▸ **Given request**
Extract every line that includes the string "Antall".

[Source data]
::::::::

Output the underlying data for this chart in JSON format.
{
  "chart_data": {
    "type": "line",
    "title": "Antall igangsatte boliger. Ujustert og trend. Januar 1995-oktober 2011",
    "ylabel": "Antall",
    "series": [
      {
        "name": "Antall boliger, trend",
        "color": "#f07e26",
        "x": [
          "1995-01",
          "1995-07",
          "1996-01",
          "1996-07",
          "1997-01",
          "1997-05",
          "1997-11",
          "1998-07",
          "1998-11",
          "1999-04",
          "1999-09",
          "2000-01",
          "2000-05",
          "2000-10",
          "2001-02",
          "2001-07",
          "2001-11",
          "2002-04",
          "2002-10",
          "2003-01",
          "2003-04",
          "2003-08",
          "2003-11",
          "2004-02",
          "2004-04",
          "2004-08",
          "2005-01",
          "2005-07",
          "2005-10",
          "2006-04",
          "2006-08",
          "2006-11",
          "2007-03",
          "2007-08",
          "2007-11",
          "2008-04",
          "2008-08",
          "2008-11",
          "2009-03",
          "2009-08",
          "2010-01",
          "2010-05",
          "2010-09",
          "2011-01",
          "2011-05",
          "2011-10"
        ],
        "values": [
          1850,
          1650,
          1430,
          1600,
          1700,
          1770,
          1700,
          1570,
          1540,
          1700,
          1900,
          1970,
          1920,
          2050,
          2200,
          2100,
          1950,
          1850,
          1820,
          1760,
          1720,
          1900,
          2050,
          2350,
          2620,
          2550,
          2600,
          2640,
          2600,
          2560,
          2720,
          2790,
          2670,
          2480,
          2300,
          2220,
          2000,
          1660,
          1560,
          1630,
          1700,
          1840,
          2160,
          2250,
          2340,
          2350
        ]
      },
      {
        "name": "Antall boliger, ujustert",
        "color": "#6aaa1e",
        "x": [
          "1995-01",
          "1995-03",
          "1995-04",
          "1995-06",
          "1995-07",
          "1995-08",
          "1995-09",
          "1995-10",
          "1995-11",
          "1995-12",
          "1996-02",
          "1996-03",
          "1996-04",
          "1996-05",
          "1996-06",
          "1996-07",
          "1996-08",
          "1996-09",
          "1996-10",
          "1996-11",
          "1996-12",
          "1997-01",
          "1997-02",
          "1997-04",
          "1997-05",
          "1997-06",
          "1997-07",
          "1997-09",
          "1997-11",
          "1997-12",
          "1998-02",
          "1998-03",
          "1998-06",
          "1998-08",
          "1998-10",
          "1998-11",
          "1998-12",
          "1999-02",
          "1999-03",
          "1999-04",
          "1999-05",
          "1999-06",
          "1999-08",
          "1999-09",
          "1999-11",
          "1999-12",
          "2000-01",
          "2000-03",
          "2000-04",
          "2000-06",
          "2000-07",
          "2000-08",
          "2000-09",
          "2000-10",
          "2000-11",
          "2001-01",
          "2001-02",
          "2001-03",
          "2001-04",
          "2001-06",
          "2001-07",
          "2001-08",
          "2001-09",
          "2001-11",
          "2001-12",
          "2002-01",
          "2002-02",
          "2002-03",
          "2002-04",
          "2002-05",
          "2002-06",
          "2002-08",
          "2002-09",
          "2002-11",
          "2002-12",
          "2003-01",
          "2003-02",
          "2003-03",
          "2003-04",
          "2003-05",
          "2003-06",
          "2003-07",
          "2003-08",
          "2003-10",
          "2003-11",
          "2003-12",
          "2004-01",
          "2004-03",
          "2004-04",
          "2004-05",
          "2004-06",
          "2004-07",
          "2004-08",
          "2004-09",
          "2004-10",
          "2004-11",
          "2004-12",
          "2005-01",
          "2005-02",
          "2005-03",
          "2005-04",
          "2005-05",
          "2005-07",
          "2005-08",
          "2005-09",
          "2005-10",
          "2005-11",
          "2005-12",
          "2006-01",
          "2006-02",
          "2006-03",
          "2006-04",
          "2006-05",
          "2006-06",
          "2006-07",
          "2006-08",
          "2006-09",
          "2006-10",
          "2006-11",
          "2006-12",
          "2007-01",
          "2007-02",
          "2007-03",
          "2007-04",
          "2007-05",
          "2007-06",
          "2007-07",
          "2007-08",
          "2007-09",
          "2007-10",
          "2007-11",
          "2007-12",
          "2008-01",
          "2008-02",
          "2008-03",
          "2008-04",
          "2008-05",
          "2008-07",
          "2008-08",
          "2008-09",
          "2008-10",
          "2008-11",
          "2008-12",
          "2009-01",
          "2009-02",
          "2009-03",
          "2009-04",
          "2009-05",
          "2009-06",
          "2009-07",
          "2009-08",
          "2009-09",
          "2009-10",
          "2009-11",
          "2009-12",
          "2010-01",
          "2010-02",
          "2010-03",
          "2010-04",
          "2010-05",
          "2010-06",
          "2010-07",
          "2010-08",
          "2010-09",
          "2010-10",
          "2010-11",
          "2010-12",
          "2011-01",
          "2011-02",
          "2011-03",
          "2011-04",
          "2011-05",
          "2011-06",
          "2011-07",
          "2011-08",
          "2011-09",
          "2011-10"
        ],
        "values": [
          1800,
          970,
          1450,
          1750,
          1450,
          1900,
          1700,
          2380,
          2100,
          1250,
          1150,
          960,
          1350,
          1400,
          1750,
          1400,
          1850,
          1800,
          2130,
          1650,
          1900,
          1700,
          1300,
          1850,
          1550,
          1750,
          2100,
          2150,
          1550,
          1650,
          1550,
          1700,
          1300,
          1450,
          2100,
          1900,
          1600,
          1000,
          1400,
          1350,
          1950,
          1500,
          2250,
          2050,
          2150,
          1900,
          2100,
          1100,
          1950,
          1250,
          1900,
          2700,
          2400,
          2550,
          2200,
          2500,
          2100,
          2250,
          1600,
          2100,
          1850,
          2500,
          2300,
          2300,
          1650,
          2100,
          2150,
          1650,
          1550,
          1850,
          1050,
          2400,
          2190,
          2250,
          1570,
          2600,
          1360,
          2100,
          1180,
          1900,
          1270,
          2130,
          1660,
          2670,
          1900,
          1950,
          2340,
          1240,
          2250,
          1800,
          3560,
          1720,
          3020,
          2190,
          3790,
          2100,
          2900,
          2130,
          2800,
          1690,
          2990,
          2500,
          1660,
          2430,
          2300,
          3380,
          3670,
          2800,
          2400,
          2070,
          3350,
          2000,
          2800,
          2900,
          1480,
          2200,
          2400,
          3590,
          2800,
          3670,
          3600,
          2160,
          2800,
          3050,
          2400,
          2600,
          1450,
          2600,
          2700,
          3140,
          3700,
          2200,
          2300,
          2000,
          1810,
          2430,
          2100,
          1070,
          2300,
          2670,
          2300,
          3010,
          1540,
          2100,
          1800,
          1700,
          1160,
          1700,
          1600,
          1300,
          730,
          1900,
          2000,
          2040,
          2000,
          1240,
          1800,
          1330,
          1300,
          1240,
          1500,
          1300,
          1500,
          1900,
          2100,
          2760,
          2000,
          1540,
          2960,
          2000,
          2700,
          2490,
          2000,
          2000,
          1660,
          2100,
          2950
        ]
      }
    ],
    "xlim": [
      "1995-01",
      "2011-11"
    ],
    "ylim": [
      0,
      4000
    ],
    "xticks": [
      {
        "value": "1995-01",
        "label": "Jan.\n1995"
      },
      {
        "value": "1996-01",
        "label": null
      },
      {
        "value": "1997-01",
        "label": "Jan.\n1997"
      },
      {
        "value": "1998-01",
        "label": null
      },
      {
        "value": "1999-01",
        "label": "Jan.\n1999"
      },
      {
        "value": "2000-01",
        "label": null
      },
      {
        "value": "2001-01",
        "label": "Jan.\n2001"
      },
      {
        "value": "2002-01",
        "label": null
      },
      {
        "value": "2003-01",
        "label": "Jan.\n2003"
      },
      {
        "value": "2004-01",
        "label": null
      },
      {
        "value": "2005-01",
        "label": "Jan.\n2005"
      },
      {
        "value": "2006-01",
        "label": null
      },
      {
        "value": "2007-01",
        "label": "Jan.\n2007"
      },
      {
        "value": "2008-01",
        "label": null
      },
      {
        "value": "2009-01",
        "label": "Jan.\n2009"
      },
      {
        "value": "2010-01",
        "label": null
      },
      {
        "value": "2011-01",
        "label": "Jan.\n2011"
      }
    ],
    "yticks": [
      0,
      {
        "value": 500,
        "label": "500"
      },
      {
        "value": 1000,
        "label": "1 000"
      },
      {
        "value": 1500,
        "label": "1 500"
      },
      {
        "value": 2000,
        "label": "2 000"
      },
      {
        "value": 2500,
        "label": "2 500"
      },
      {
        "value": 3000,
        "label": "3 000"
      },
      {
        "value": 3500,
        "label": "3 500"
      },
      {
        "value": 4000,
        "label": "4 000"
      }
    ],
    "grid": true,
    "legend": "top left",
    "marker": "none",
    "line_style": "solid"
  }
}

::::::::

▸ **Complete response**
    "title": "Antall igangsatte boliger. Ujustert og trend. Januar 1995-oktober 2011",
    "ylabel": "Antall",
        "name": "Antall boliger, trend",
        "name": "Antall boliger, ujustert",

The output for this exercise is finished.